#### Supplied entries
● ● ●

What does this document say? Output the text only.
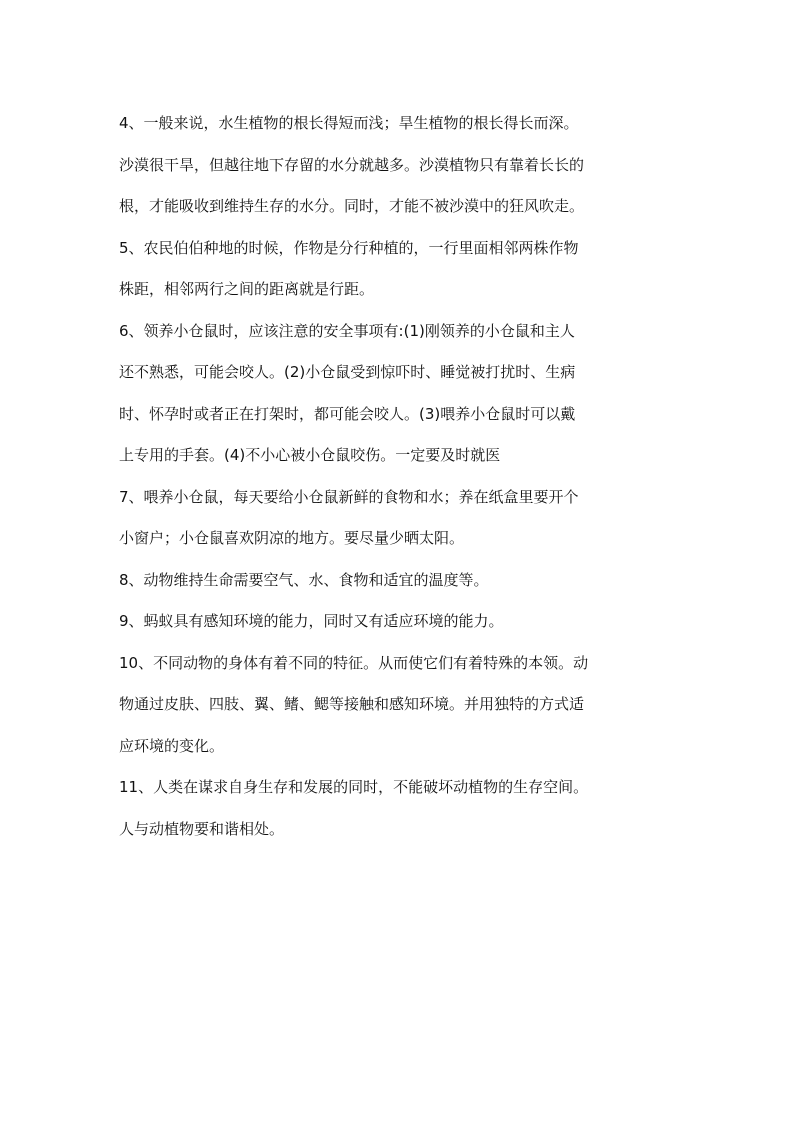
4、一般来说，水生植物的根长得短而浅；旱生植物的根长得长而深。
沙漠很干旱，但越往地下存留的水分就越多。沙漠植物只有靠着长长的
根，才能吸收到维持生存的水分。同时，才能不被沙漠中的狂风吹走。
5、农民伯伯种地的时候，作物是分行种植的，一行里面相邻两株作物
株距，相邻两行之间的距离就是行距。
6、领养小仓鼠时，应该注意的安全事项有:(1)刚领养的小仓鼠和主人
还不熟悉，可能会咬人。(2)小仓鼠受到惊吓时、睡觉被打扰时、生病
时、怀孕时或者正在打架时，都可能会咬人。(3)喂养小仓鼠时可以戴
上专用的手套。(4)不小心被小仓鼠咬伤。一定要及时就医
7、喂养小仓鼠，每天要给小仓鼠新鲜的食物和水；养在纸盒里要开个
小窗户；小仓鼠喜欢阴凉的地方。要尽量少晒太阳。
8、动物维持生命需要空气、水、食物和适宜的温度等。
9、蚂蚁具有感知环境的能力，同时又有适应环境的能力。
10、不同动物的身体有着不同的特征。从而使它们有着特殊的本领。动
物通过皮肤、四肢、翼、鳍、鳃等接触和感知环境。并用独特的方式适
应环境的变化。
11、人类在谋求自身生存和发展的同时，不能破坏动植物的生存空间。
人与动植物要和谐相处。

● ● ●

Your task is to return the entries above exactly, with no pictures.

What does this document say? Output the text only.
4、一般来说，水生植物的根长得短而浅；旱生植物的根长得长而深。
沙漠很干旱，但越往地下存留的水分就越多。沙漠植物只有靠着长长的
根，才能吸收到维持生存的水分。同时，才能不被沙漠中的狂风吹走。
5、农民伯伯种地的时候，作物是分行种植的，一行里面相邻两株作物
株距，相邻两行之间的距离就是行距。
6、领养小仓鼠时，应该注意的安全事项有:(1)刚领养的小仓鼠和主人
还不熟悉，可能会咬人。(2)小仓鼠受到惊吓时、睡觉被打扰时、生病
时、怀孕时或者正在打架时，都可能会咬人。(3)喂养小仓鼠时可以戴
上专用的手套。(4)不小心被小仓鼠咬伤。一定要及时就医
7、喂养小仓鼠，每天要给小仓鼠新鲜的食物和水；养在纸盒里要开个
小窗户；小仓鼠喜欢阴凉的地方。要尽量少晒太阳。
8、动物维持生命需要空气、水、食物和适宜的温度等。
9、蚂蚁具有感知环境的能力，同时又有适应环境的能力。
10、不同动物的身体有着不同的特征。从而使它们有着特殊的本领。动
物通过皮肤、四肢、翼、鳍、鳃等接触和感知环境。并用独特的方式适
应环境的变化。
11、人类在谋求自身生存和发展的同时，不能破坏动植物的生存空间。
人与动植物要和谐相处。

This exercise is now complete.